Material for this task:
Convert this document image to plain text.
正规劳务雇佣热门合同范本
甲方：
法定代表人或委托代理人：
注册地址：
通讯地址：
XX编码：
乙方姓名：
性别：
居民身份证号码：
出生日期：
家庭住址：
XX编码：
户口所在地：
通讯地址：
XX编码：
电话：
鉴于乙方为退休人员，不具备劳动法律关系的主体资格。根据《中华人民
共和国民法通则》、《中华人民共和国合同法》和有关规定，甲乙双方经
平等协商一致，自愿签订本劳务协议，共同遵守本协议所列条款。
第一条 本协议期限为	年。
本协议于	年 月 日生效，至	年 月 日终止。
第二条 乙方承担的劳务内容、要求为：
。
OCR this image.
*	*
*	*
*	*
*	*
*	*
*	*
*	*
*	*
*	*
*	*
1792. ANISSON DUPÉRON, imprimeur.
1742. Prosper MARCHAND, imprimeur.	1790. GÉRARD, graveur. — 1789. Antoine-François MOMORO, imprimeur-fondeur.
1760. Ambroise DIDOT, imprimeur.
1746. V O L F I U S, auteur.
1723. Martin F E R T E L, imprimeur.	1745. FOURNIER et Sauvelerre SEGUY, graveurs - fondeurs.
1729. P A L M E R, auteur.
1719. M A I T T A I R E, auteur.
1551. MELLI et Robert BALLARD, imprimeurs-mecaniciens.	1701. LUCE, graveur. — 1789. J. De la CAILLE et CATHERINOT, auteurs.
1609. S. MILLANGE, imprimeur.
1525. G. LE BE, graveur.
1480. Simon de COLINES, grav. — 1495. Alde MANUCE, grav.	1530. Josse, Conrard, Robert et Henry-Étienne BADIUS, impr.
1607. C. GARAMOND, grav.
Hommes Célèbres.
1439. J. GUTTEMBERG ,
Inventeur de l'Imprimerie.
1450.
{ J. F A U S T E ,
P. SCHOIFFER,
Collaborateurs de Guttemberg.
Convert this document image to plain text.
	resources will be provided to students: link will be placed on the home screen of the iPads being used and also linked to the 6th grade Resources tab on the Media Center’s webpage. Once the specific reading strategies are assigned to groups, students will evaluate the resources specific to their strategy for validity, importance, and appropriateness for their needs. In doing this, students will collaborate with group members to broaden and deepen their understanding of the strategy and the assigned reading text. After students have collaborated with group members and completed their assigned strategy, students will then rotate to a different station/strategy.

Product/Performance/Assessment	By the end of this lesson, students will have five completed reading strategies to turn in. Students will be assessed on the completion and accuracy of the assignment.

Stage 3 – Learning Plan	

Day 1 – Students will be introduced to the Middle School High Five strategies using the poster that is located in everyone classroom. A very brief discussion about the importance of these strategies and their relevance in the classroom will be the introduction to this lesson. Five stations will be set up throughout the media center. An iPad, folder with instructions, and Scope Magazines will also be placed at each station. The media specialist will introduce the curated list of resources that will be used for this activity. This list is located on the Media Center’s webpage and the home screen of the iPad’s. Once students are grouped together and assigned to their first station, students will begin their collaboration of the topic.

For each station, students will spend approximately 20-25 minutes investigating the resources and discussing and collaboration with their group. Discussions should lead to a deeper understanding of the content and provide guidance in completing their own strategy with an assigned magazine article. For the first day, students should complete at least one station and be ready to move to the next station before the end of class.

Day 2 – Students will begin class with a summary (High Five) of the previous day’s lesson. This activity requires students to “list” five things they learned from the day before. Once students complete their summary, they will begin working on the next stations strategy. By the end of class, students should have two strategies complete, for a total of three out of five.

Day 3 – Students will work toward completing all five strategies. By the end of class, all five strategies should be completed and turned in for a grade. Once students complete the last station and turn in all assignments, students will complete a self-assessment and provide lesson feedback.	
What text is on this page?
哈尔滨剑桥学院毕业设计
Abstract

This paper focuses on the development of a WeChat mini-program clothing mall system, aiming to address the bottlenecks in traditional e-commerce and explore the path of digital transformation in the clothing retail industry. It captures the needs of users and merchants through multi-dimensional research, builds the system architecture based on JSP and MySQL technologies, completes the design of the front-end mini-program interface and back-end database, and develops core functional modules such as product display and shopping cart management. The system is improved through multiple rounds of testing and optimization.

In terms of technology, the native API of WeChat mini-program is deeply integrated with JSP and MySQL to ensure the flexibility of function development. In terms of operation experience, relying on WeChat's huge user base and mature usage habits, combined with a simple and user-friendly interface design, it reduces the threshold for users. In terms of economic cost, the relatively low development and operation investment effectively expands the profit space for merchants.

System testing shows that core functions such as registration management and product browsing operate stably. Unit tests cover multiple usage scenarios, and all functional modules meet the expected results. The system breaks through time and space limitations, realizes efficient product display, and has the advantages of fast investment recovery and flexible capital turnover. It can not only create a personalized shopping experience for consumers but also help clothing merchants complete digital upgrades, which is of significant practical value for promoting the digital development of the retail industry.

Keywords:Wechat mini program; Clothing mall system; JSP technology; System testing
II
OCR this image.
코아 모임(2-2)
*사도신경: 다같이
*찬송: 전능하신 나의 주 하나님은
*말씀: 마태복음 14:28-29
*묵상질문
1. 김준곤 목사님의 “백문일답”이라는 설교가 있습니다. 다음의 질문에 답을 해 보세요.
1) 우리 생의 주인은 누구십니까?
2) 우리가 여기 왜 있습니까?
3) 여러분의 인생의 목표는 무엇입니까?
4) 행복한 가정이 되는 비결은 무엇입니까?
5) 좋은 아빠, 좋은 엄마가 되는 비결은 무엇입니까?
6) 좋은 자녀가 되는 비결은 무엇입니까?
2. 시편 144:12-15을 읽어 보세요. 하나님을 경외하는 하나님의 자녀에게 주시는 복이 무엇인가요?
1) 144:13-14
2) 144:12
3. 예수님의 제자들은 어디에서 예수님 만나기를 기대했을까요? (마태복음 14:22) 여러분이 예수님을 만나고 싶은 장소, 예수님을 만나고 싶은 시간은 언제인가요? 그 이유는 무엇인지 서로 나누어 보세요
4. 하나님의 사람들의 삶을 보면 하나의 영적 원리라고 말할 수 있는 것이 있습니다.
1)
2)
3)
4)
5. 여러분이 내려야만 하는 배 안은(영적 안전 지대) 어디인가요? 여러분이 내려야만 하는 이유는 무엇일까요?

Work required: Every entry above should be retyped exactly as shown.

Exercise output:
Convert this document image to plain text.
正规劳务雇佣热门合同范本
甲方：
法定代表人或委托代理人：
注册地址：
通讯地址：
XX编码：
乙方姓名：
性别：
居民身份证号码：
出生日期：
家庭住址：
XX编码：
户口所在地：
通讯地址：
XX编码：
电话：
鉴于乙方为退休人员，不具备劳动法律关系的主体资格。根据《中华人民
共和国民法通则》、《中华人民共和国合同法》和有关规定，甲乙双方经
平等协商一致，自愿签订本劳务协议，共同遵守本协议所列条款。
第一条 本协议期限为	年。
本协议于	年 月 日生效，至	年 月 日终止。
第二条 乙方承担的劳务内容、要求为：
。
OCR this image.
*	*
*	*
*	*
*	*
*	*
*	*
*	*
*	*
*	*
*	*
1792. ANISSON DUPÉRON, imprimeur.
1742. Prosper MARCHAND, imprimeur.	1790. GÉRARD, graveur. — 1789. Antoine-François MOMORO, imprimeur-fondeur.
1760. Ambroise DIDOT, imprimeur.
1746. V O L F I U S, auteur.
1723. Martin F E R T E L, imprimeur.	1745. FOURNIER et Sauvelerre SEGUY, graveurs - fondeurs.
1729. P A L M E R, auteur.
1719. M A I T T A I R E, auteur.
1551. MELLI et Robert BALLARD, imprimeurs-mecaniciens.	1701. LUCE, graveur. — 1789. J. De la CAILLE et CATHERINOT, auteurs.
1609. S. MILLANGE, imprimeur.
1525. G. LE BE, graveur.
1480. Simon de COLINES, grav. — 1495. Alde MANUCE, grav.	1530. Josse, Conrard, Robert et Henry-Étienne BADIUS, impr.
1607. C. GARAMOND, grav.
Hommes Célèbres.
1439. J. GUTTEMBERG ,
Inventeur de l'Imprimerie.
1450.
{ J. F A U S T E ,
P. SCHOIFFER,
Collaborateurs de Guttemberg.
Convert this document image to plain text.
	resources will be provided to students: link will be placed on the home screen of the iPads being used and also linked to the 6th grade Resources tab on the Media Center’s webpage. Once the specific reading strategies are assigned to groups, students will evaluate the resources specific to their strategy for validity, importance, and appropriateness for their needs. In doing this, students will collaborate with group members to broaden and deepen their understanding of the strategy and the assigned reading text. After students have collaborated with group members and completed their assigned strategy, students will then rotate to a different station/strategy.

Product/Performance/Assessment	By the end of this lesson, students will have five completed reading strategies to turn in. Students will be assessed on the completion and accuracy of the assignment.

Stage 3 – Learning Plan	

Day 1 – Students will be introduced to the Middle School High Five strategies using the poster that is located in everyone classroom. A very brief discussion about the importance of these strategies and their relevance in the classroom will be the introduction to this lesson. Five stations will be set up throughout the media center. An iPad, folder with instructions, and Scope Magazines will also be placed at each station. The media specialist will introduce the curated list of resources that will be used for this activity. This list is located on the Media Center’s webpage and the home screen of the iPad’s. Once students are grouped together and assigned to their first station, students will begin their collaboration of the topic.

For each station, students will spend approximately 20-25 minutes investigating the resources and discussing and collaboration with their group. Discussions should lead to a deeper understanding of the content and provide guidance in completing their own strategy with an assigned magazine article. For the first day, students should complete at least one station and be ready to move to the next station before the end of class.

Day 2 – Students will begin class with a summary (High Five) of the previous day’s lesson. This activity requires students to “list” five things they learned from the day before. Once students complete their summary, they will begin working on the next stations strategy. By the end of class, students should have two strategies complete, for a total of three out of five.

Day 3 – Students will work toward completing all five strategies. By the end of class, all five strategies should be completed and turned in for a grade. Once students complete the last station and turn in all assignments, students will complete a self-assessment and provide lesson feedback.	
What text is on this page?
哈尔滨剑桥学院毕业设计
Abstract

This paper focuses on the development of a WeChat mini-program clothing mall system, aiming to address the bottlenecks in traditional e-commerce and explore the path of digital transformation in the clothing retail industry. It captures the needs of users and merchants through multi-dimensional research, builds the system architecture based on JSP and MySQL technologies, completes the design of the front-end mini-program interface and back-end database, and develops core functional modules such as product display and shopping cart management. The system is improved through multiple rounds of testing and optimization.

In terms of technology, the native API of WeChat mini-program is deeply integrated with JSP and MySQL to ensure the flexibility of function development. In terms of operation experience, relying on WeChat's huge user base and mature usage habits, combined with a simple and user-friendly interface design, it reduces the threshold for users. In terms of economic cost, the relatively low development and operation investment effectively expands the profit space for merchants.

System testing shows that core functions such as registration management and product browsing operate stably. Unit tests cover multiple usage scenarios, and all functional modules meet the expected results. The system breaks through time and space limitations, realizes efficient product display, and has the advantages of fast investment recovery and flexible capital turnover. It can not only create a personalized shopping experience for consumers but also help clothing merchants complete digital upgrades, which is of significant practical value for promoting the digital development of the retail industry.

Keywords:Wechat mini program; Clothing mall system; JSP technology; System testing
II
OCR this image.
코아 모임(2-2)
*사도신경: 다같이
*찬송: 전능하신 나의 주 하나님은
*말씀: 마태복음 14:28-29
*묵상질문
1. 김준곤 목사님의 “백문일답”이라는 설교가 있습니다. 다음의 질문에 답을 해 보세요.
1) 우리 생의 주인은 누구십니까?
2) 우리가 여기 왜 있습니까?
3) 여러분의 인생의 목표는 무엇입니까?
4) 행복한 가정이 되는 비결은 무엇입니까?
5) 좋은 아빠, 좋은 엄마가 되는 비결은 무엇입니까?
6) 좋은 자녀가 되는 비결은 무엇입니까?
2. 시편 144:12-15을 읽어 보세요. 하나님을 경외하는 하나님의 자녀에게 주시는 복이 무엇인가요?
1) 144:13-14
2) 144:12
3. 예수님의 제자들은 어디에서 예수님 만나기를 기대했을까요? (마태복음 14:22) 여러분이 예수님을 만나고 싶은 장소, 예수님을 만나고 싶은 시간은 언제인가요? 그 이유는 무엇인지 서로 나누어 보세요
4. 하나님의 사람들의 삶을 보면 하나의 영적 원리라고 말할 수 있는 것이 있습니다.
1)
2)
3)
4)
5. 여러분이 내려야만 하는 배 안은(영적 안전 지대) 어디인가요? 여러분이 내려야만 하는 이유는 무엇일까요?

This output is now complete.